## [Directions]
Copy every entry precisely.

## [Supplied records]
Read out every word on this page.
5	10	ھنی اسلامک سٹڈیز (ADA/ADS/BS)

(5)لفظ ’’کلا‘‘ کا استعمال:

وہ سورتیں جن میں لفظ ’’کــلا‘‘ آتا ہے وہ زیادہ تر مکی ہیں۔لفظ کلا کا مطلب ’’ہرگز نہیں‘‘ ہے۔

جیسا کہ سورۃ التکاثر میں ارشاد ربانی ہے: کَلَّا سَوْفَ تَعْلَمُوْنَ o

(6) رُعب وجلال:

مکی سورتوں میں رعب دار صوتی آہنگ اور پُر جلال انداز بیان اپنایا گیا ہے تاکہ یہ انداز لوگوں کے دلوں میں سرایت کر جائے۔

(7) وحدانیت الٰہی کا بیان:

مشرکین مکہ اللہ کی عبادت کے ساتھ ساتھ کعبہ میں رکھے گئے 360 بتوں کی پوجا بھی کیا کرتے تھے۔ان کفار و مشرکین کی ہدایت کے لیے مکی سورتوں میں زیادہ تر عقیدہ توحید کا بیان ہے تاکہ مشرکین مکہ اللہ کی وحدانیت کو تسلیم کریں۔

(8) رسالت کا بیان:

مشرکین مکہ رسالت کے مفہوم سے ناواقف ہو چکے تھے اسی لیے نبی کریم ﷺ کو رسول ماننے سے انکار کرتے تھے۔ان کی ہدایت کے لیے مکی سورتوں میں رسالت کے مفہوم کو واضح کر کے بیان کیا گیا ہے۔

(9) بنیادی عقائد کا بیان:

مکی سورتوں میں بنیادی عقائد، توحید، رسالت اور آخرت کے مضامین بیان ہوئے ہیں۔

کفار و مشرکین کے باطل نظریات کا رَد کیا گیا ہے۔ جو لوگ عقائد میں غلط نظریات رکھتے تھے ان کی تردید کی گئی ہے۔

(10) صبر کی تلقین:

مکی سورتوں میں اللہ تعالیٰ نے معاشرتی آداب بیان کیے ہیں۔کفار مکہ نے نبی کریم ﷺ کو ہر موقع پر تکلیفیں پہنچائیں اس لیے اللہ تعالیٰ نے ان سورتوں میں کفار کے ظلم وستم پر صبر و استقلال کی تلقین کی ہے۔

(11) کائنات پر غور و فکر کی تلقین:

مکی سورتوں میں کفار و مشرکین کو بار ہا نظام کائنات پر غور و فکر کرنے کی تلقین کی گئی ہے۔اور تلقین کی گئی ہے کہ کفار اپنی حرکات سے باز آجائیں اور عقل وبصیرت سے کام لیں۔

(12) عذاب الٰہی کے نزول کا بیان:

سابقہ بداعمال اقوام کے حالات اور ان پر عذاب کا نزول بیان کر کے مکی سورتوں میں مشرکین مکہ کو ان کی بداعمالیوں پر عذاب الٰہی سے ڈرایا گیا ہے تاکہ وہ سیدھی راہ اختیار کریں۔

## [Problem solution]
Read out every word on this page.
5	10	ھنی اسلامک سٹڈیز (ADA/ADS/BS)

(5)لفظ ’’کلا‘‘ کا استعمال:

وہ سورتیں جن میں لفظ ’’کــلا‘‘ آتا ہے وہ زیادہ تر مکی ہیں۔لفظ کلا کا مطلب ’’ہرگز نہیں‘‘ ہے۔

جیسا کہ سورۃ التکاثر میں ارشاد ربانی ہے: کَلَّا سَوْفَ تَعْلَمُوْنَ o

(6) رُعب وجلال:

مکی سورتوں میں رعب دار صوتی آہنگ اور پُر جلال انداز بیان اپنایا گیا ہے تاکہ یہ انداز لوگوں کے دلوں میں سرایت کر جائے۔

(7) وحدانیت الٰہی کا بیان:

مشرکین مکہ اللہ کی عبادت کے ساتھ ساتھ کعبہ میں رکھے گئے 360 بتوں کی پوجا بھی کیا کرتے تھے۔ان کفار و مشرکین کی ہدایت کے لیے مکی سورتوں میں زیادہ تر عقیدہ توحید کا بیان ہے تاکہ مشرکین مکہ اللہ کی وحدانیت کو تسلیم کریں۔

(8) رسالت کا بیان:

مشرکین مکہ رسالت کے مفہوم سے ناواقف ہو چکے تھے اسی لیے نبی کریم ﷺ کو رسول ماننے سے انکار کرتے تھے۔ان کی ہدایت کے لیے مکی سورتوں میں رسالت کے مفہوم کو واضح کر کے بیان کیا گیا ہے۔

(9) بنیادی عقائد کا بیان:

مکی سورتوں میں بنیادی عقائد، توحید، رسالت اور آخرت کے مضامین بیان ہوئے ہیں۔

کفار و مشرکین کے باطل نظریات کا رَد کیا گیا ہے۔ جو لوگ عقائد میں غلط نظریات رکھتے تھے ان کی تردید کی گئی ہے۔

(10) صبر کی تلقین:

مکی سورتوں میں اللہ تعالیٰ نے معاشرتی آداب بیان کیے ہیں۔کفار مکہ نے نبی کریم ﷺ کو ہر موقع پر تکلیفیں پہنچائیں اس لیے اللہ تعالیٰ نے ان سورتوں میں کفار کے ظلم وستم پر صبر و استقلال کی تلقین کی ہے۔

(11) کائنات پر غور و فکر کی تلقین:

مکی سورتوں میں کفار و مشرکین کو بار ہا نظام کائنات پر غور و فکر کرنے کی تلقین کی گئی ہے۔اور تلقین کی گئی ہے کہ کفار اپنی حرکات سے باز آجائیں اور عقل وبصیرت سے کام لیں۔

(12) عذاب الٰہی کے نزول کا بیان:

سابقہ بداعمال اقوام کے حالات اور ان پر عذاب کا نزول بیان کر کے مکی سورتوں میں مشرکین مکہ کو ان کی بداعمالیوں پر عذاب الٰہی سے ڈرایا گیا ہے تاکہ وہ سیدھی راہ اختیار کریں۔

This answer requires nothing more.